** Aim of the task **
Copy each line of the material below that includes the string "name".

Records contained in a dataset:
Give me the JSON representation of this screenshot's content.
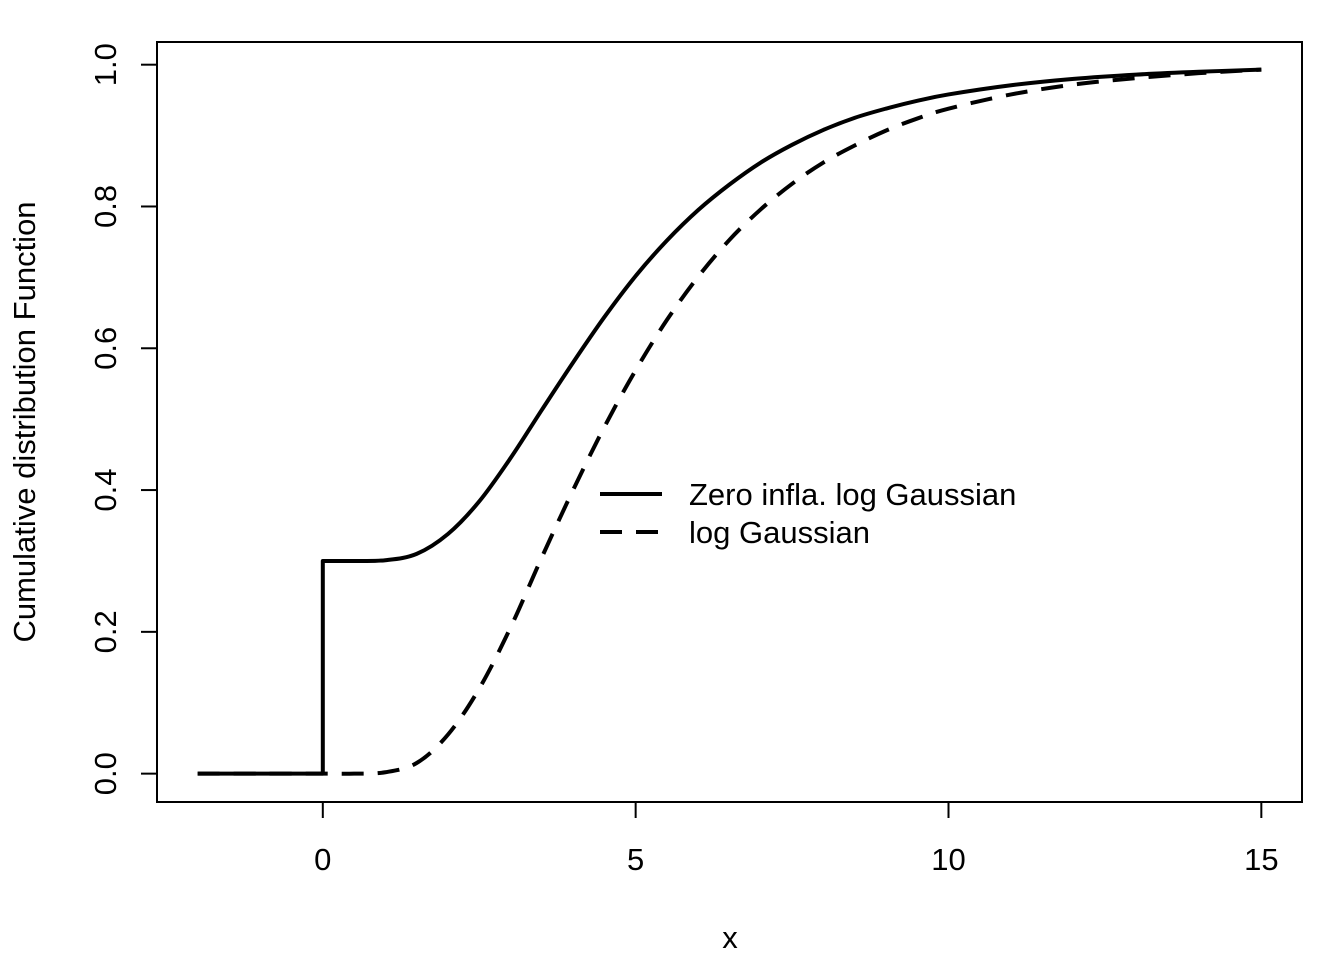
{
  "chart_data": {
    "type": "line",
    "title": "",
    "xlabel": "x",
    "ylabel": "Cumulative distribution Function",
    "xlim": [
      -2.65,
      15.65
    ],
    "ylim": [
      -0.04,
      1.032
    ],
    "xticks": [
      0,
      5,
      10,
      15
    ],
    "xtick_labels": [
      "0",
      "5",
      "10",
      "15"
    ],
    "yticks": [
      0.0,
      0.2,
      0.4,
      0.6,
      0.8,
      1.0
    ],
    "ytick_labels": [
      "0.0",
      "0.2",
      "0.4",
      "0.6",
      "0.8",
      "1.0"
    ],
    "grid": false,
    "legend_position": "center",
    "series": [
      {
        "name": "Zero infla. log Gaussian",
        "line_style": "solid",
        "color": "#000000",
        "x": [
          -2,
          -1,
          0,
          0,
          0.5,
          1,
          1.5,
          2,
          2.5,
          3,
          3.5,
          4,
          4.5,
          5,
          5.5,
          6,
          6.5,
          7,
          7.5,
          8,
          8.5,
          9,
          9.5,
          10,
          11,
          12,
          13,
          14,
          15
        ],
        "y": [
          0,
          0,
          0,
          0.3,
          0.3,
          0.301,
          0.31,
          0.338,
          0.384,
          0.445,
          0.513,
          0.58,
          0.644,
          0.702,
          0.752,
          0.795,
          0.831,
          0.862,
          0.887,
          0.908,
          0.925,
          0.938,
          0.949,
          0.958,
          0.971,
          0.98,
          0.986,
          0.99,
          0.993
        ]
      },
      {
        "name": "log Gaussian",
        "line_style": "dashed",
        "color": "#000000",
        "x": [
          -2,
          -1,
          0,
          0.5,
          1,
          1.5,
          2,
          2.5,
          3,
          3.5,
          4,
          4.5,
          5,
          5.5,
          6,
          6.5,
          7,
          7.5,
          8,
          8.5,
          9,
          9.5,
          10,
          11,
          12,
          13,
          14,
          15
        ],
        "y": [
          0,
          0,
          0,
          0,
          0.002,
          0.015,
          0.055,
          0.12,
          0.206,
          0.305,
          0.4,
          0.489,
          0.569,
          0.64,
          0.701,
          0.753,
          0.796,
          0.832,
          0.862,
          0.886,
          0.907,
          0.924,
          0.938,
          0.958,
          0.972,
          0.981,
          0.988,
          0.993
        ]
      }
    ]
  }
}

** Task solution **
        "name": "Zero infla. log Gaussian",
        "name": "log Gaussian",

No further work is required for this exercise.